Data section.

::::::::::

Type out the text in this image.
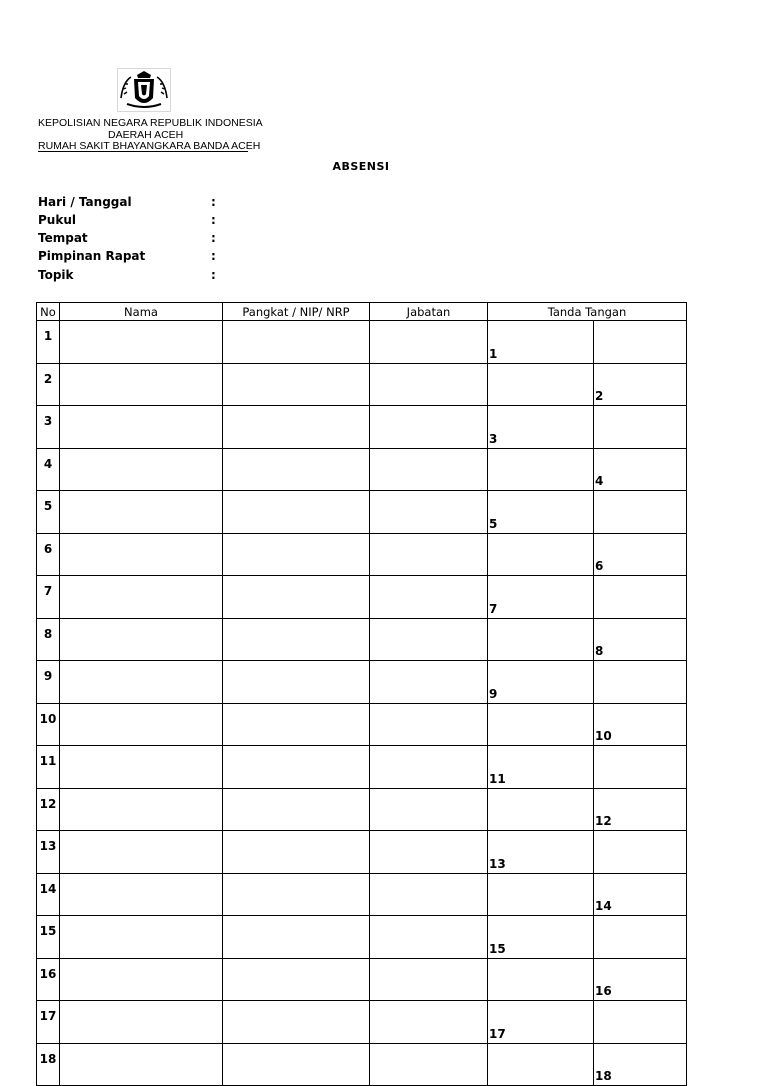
KEPOLISIAN NEGARA REPUBLIK INDONESIA
DAERAH ACEH
RUMAH SAKIT BHAYANGKARA BANDA ACEH
ABSENSI
Hari / Tanggal	:
Pukul	:
Tempat	:
Pimpinan Rapat	:
Topik	:
No	Nama	Pangkat / NIP/ NRP	Jabatan	Tanda Tangan	
1				1	
2					2
3				3	
4					4
5				5	
6					6
7				7	
8					8
9				9	
10					10
11				11	
12					12
13				13	
14					14
15				15	
16					16
17				17	
18					18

::::::::::

Challenge.
Repeat the data exactly, dropping every picture it holds.

Completed task.
Type out the text in this image.
KEPOLISIAN NEGARA REPUBLIK INDONESIA
DAERAH ACEH
RUMAH SAKIT BHAYANGKARA BANDA ACEH
ABSENSI
Hari / Tanggal	:
Pukul	:
Tempat	:
Pimpinan Rapat	:
Topik	:
No	Nama	Pangkat / NIP/ NRP	Jabatan	Tanda Tangan	
1				1	
2					2
3				3	
4					4
5				5	
6					6
7				7	
8					8
9				9	
10					10
11				11	
12					12
13				13	
14					14
15				15	
16					16
17				17	
18					18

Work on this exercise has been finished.